* _Written problem_: Give the number of lines containing the word "fine", and nothing else.

## begin Exercise inputs

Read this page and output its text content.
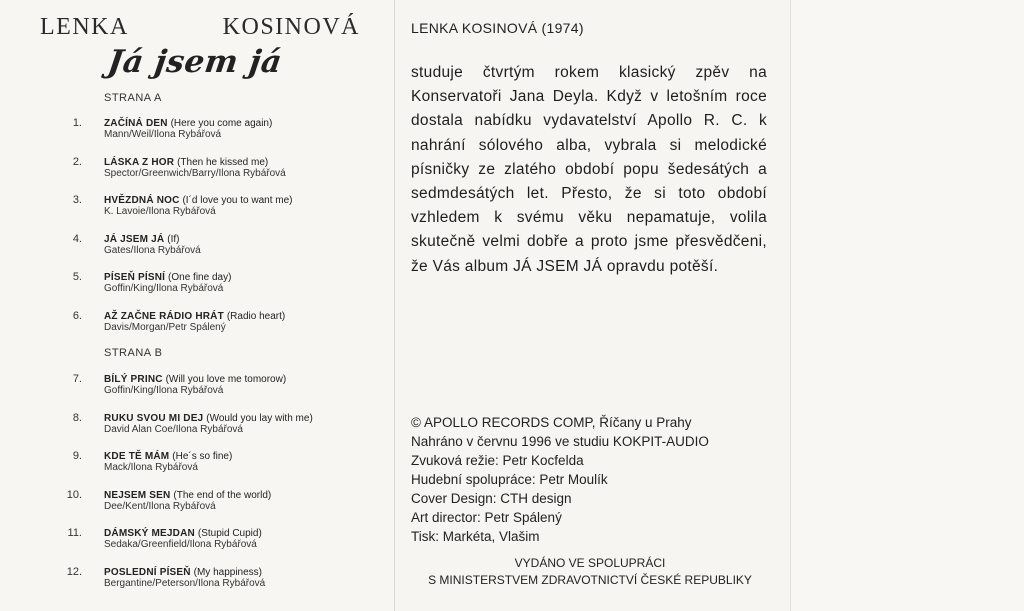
LENKA	KOSINOVÁ
Já jsem já
STRANA A
1. ZAČÍNÁ DEN (Here you come again)
Mann/Weil/Ilona Rybářová
2. LÁSKA Z HOR (Then he kissed me)
Spector/Greenwich/Barry/Ilona Rybářová
3. HVĚZDNÁ NOC (I´d love you to want me)
K. Lavoie/Ilona Rybářová
4. JÁ JSEM JÁ (If)
Gates/Ilona Rybářová
5. PÍSEŇ PÍSNÍ (One fine day)
Goffin/King/Ilona Rybářová
6. AŽ ZAČNE RÁDIO HRÁT (Radio heart)
Davis/Morgan/Petr Spálený
STRANA B
7. BÍLÝ PRINC (Will you love me tomorow)
Goffin/King/Ilona Rybářová
8. RUKU SVOU MI DEJ (Would you lay with me)
David Alan Coe/Ilona Rybářová
9. KDE TĚ MÁM (He´s so fine)
Mack/Ilona Rybářová
10. NEJSEM SEN (The end of the world)
Dee/Kent/Ilona Rybářová
11. DÁMSKÝ MEJDAN (Stupid Cupid)
Sedaka/Greenfield/Ilona Rybářová
12. POSLEDNÍ PÍSEŇ (My happiness)
Bergantine/Peterson/Ilona Rybářová
LENKA KOSINOVÁ (1974)
studuje čtvrtým rokem klasický zpěv na Konservatoři Jana Deyla. Když v letošním roce dostala nabídku vydavatelství Apollo R. C. k nahrání sólového alba, vybrala si melodické písničky ze zlatého období popu šedesátých a sedmdesátých let. Přesto, že si toto období vzhledem k svému věku nepamatuje, volila skutečně velmi dobře a proto jsme přesvědčeni, že Vás album JÁ JSEM JÁ opravdu potěší.
© APOLLO RECORDS COMP, Říčany u Prahy
Nahráno v červnu 1996 ve studiu KOKPIT-AUDIO
Zvuková režie: Petr Kocfelda
Hudební spolupráce: Petr Moulík
Cover Design: CTH design
Art director: Petr Spálený
Tisk: Markéta, Vlašim
VYDÁNO VE SPOLUPRÁCI
S MINISTERSTVEM ZDRAVOTNICTVÍ ČESKÉ REPUBLIKY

## end Exercise inputs

* _Result for this task_: 2